■ EXERCISE GOAL: State how many lines of the entries below hold the word "time"; reply with nothing but the number.

━━━ RECORD LIST ━━━

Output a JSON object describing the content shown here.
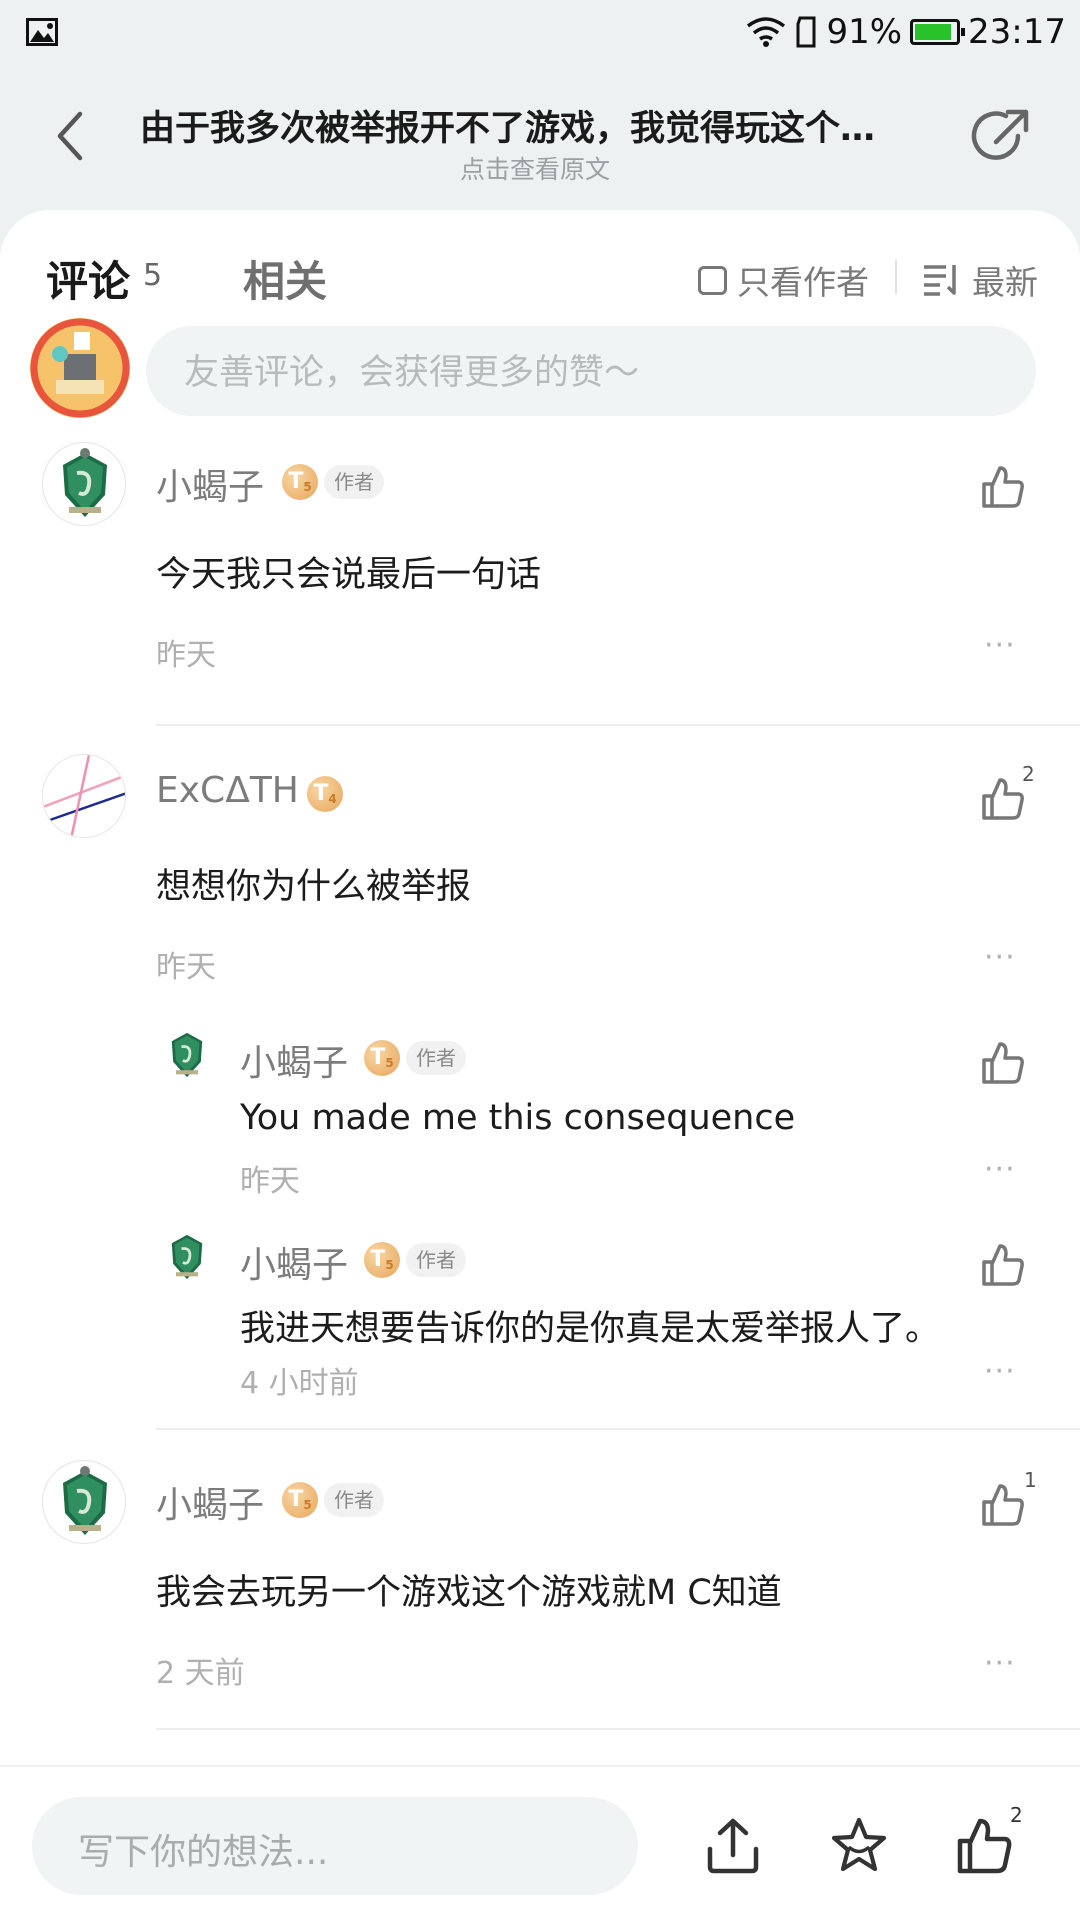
{
  "status_bar": {
    "battery_percent": "91%",
    "battery_level": 0.91,
    "time": "23:17"
  },
  "header": {
    "title": "由于我多次被举报开不了游戏，我觉得玩这个…",
    "subtitle": "点击查看原文"
  },
  "tabs": {
    "comments_label": "评论",
    "comments_count": "5",
    "related_label": "相关",
    "author_only_label": "只看作者",
    "sort_label": "最新"
  },
  "comment_input": {
    "placeholder": "友善评论，会获得更多的赞～"
  },
  "comments": [
    {
      "name": "小蝎子",
      "level": "T",
      "level_num": "5",
      "tag": "作者",
      "text": "今天我只会说最后一句话",
      "time": "昨天",
      "likes": ""
    },
    {
      "name": "ExCΔTH",
      "level": "T",
      "level_num": "4",
      "text": "想想你为什么被举报",
      "time": "昨天",
      "likes": "2",
      "replies": [
        {
          "name": "小蝎子",
          "level": "T",
          "level_num": "5",
          "tag": "作者",
          "text": "You made me this consequence",
          "time": "昨天"
        },
        {
          "name": "小蝎子",
          "level": "T",
          "level_num": "5",
          "tag": "作者",
          "text": "我进天想要告诉你的是你真是太爱举报人了。",
          "time": "4 小时前"
        }
      ]
    },
    {
      "name": "小蝎子",
      "level": "T",
      "level_num": "5",
      "tag": "作者",
      "text": "我会去玩另一个游戏这个游戏就M C知道",
      "time": "2 天前",
      "likes": "1"
    }
  ],
  "bottom_bar": {
    "placeholder": "写下你的想法...",
    "like_count": "2"
  },
  "more_glyph": "···",
  "colors": {
    "accent": "#34c6c6",
    "level_badge": "#e7a65b",
    "battery_fill": "#29c22b"
  }
}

━━━

■ RESPONSE: 6